Quote the records in full and leave their pictures out.

# Start of AVAILABLE DATA

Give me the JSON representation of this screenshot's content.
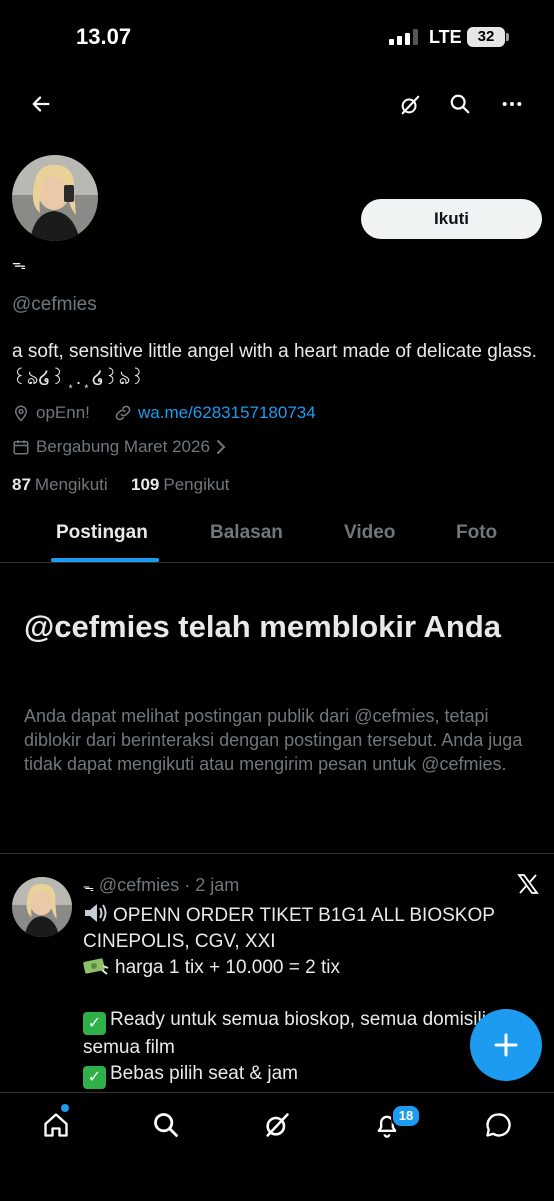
{
  "status_bar": {
    "time": "13.07",
    "network": "LTE",
    "battery": "32"
  },
  "profile": {
    "display_name": "ᯓ",
    "handle": "@cefmies",
    "follow_label": "Ikuti",
    "bio": "a soft, sensitive little angel with a heart made of delicate glass. ꒰ঌ໒꒱ ͙ . ͙ ໒꒱ঌ꒱",
    "location": "opEnn!",
    "website": "wa.me/6283157180734",
    "joined": "Bergabung Maret 2026",
    "following_count": "87",
    "following_label": "Mengikuti",
    "followers_count": "109",
    "followers_label": "Pengikut"
  },
  "tabs": [
    {
      "label": "Postingan",
      "active": true
    },
    {
      "label": "Balasan",
      "active": false
    },
    {
      "label": "Video",
      "active": false
    },
    {
      "label": "Foto",
      "active": false
    }
  ],
  "blocked": {
    "title": "@cefmies telah memblokir Anda",
    "body": "Anda dapat melihat postingan publik dari @cefmies, tetapi diblokir dari berinteraksi dengan postingan tersebut. Anda juga tidak dapat mengikuti atau mengirim pesan untuk @cefmies."
  },
  "post": {
    "author": "@cefmies",
    "time": "2 jam",
    "line1": "OPENN ORDER TIKET B1G1 ALL BIOSKOP CINEPOLIS, CGV, XXI",
    "line2": "harga 1 tix + 10.000 = 2 tix",
    "line3": "Ready untuk semua bioskop, semua domisili semua film",
    "line4": "Bebas pilih seat & jam"
  },
  "bottom_nav": {
    "notifications_badge": "18"
  },
  "colors": {
    "accent": "#1d9bf0",
    "background": "#000000",
    "muted": "#71767b",
    "text": "#e7e9ea"
  }
}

# End of AVAILABLE DATA

* **TASK SOLUTION**
Give me the JSON representation of this screenshot's content.
{
  "status_bar": {
    "time": "13.07",
    "network": "LTE",
    "battery": "32"
  },
  "profile": {
    "display_name": "ᯓ",
    "handle": "@cefmies",
    "follow_label": "Ikuti",
    "bio": "a soft, sensitive little angel with a heart made of delicate glass. ꒰ঌ໒꒱ ͙ . ͙ ໒꒱ঌ꒱",
    "location": "opEnn!",
    "website": "wa.me/6283157180734",
    "joined": "Bergabung Maret 2026",
    "following_count": "87",
    "following_label": "Mengikuti",
    "followers_count": "109",
    "followers_label": "Pengikut"
  },
  "tabs": [
    {
      "label": "Postingan",
      "active": true
    },
    {
      "label": "Balasan",
      "active": false
    },
    {
      "label": "Video",
      "active": false
    },
    {
      "label": "Foto",
      "active": false
    }
  ],
  "blocked": {
    "title": "@cefmies telah memblokir Anda",
    "body": "Anda dapat melihat postingan publik dari @cefmies, tetapi diblokir dari berinteraksi dengan postingan tersebut. Anda juga tidak dapat mengikuti atau mengirim pesan untuk @cefmies."
  },
  "post": {
    "author": "@cefmies",
    "time": "2 jam",
    "line1": "OPENN ORDER TIKET B1G1 ALL BIOSKOP CINEPOLIS, CGV, XXI",
    "line2": "harga 1 tix + 10.000 = 2 tix",
    "line3": "Ready untuk semua bioskop, semua domisili semua film",
    "line4": "Bebas pilih seat & jam"
  },
  "bottom_nav": {
    "notifications_badge": "18"
  },
  "colors": {
    "accent": "#1d9bf0",
    "background": "#000000",
    "muted": "#71767b",
    "text": "#e7e9ea"
  }
}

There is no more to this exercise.